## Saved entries
* start *

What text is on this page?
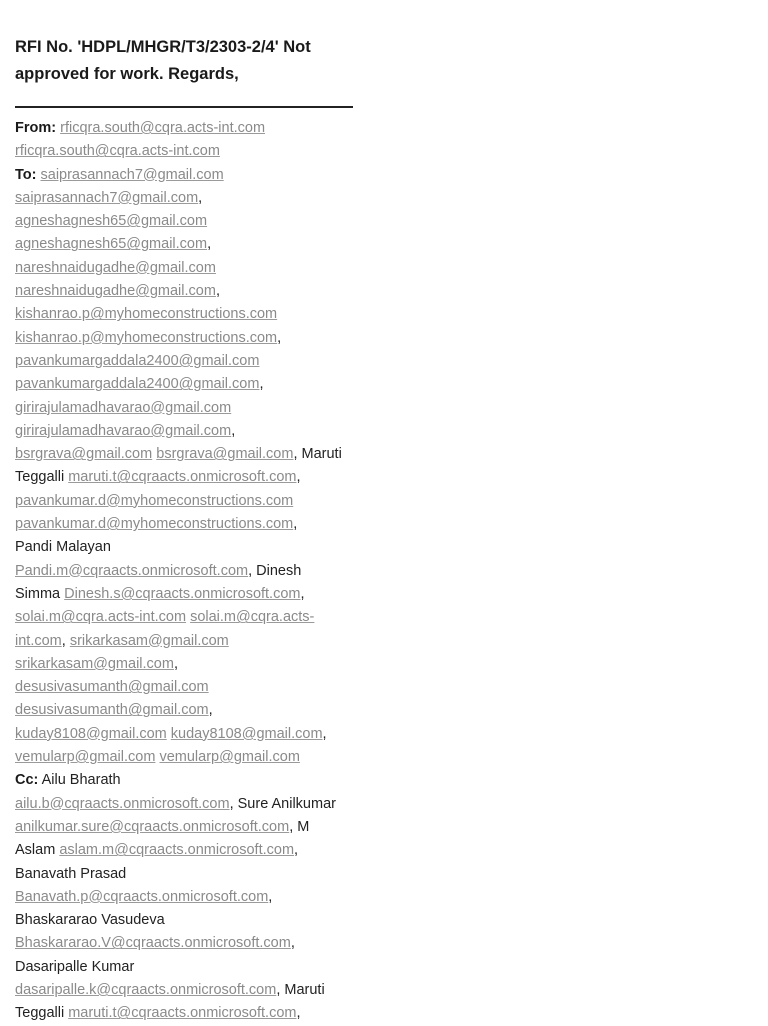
RFI No. 'HDPL/MHGR/T3/2303-2/4' Not approved for work. Regards,

From: rficqra.south@cqra.acts-int.com
rficqra.south@cqra.acts-int.com
To: saiprasannach7@gmail.com
saiprasannach7@gmail.com,
agneshagnesh65@gmail.com
agneshagnesh65@gmail.com,
nareshnaidugadhe@gmail.com
nareshnaidugadhe@gmail.com,
kishanrao.p@myhomeconstructions.com
kishanrao.p@myhomeconstructions.com,
pavankumargaddala2400@gmail.com
pavankumargaddala2400@gmail.com,
girirajulamadhavarao@gmail.com
girirajulamadhavarao@gmail.com,
bsrgrava@gmail.com bsrgrava@gmail.com, Maruti
Teggalli maruti.t@cqraacts.onmicrosoft.com,
pavankumar.d@myhomeconstructions.com
pavankumar.d@myhomeconstructions.com,
Pandi Malayan
Pandi.m@cqraacts.onmicrosoft.com, Dinesh
Simma Dinesh.s@cqraacts.onmicrosoft.com,
solai.m@cqra.acts-int.com solai.m@cqra.acts-
int.com, srikarkasam@gmail.com
srikarkasam@gmail.com,
desusivasumanth@gmail.com
desusivasumanth@gmail.com,
kuday8108@gmail.com kuday8108@gmail.com,
vemularp@gmail.com vemularp@gmail.com
Cc: Ailu Bharath
ailu.b@cqraacts.onmicrosoft.com, Sure Anilkumar
anilkumar.sure@cqraacts.onmicrosoft.com, M
Aslam aslam.m@cqraacts.onmicrosoft.com,
Banavath Prasad
Banavath.p@cqraacts.onmicrosoft.com,
Bhaskararao Vasudeva
Bhaskararao.V@cqraacts.onmicrosoft.com,
Dasaripalle Kumar
dasaripalle.k@cqraacts.onmicrosoft.com, Maruti
Teggalli maruti.t@cqraacts.onmicrosoft.com,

* end *

## Short task
How many lines of the listing include the string "nareshnaidugadhe"? Answer with the number alone.

## Result
2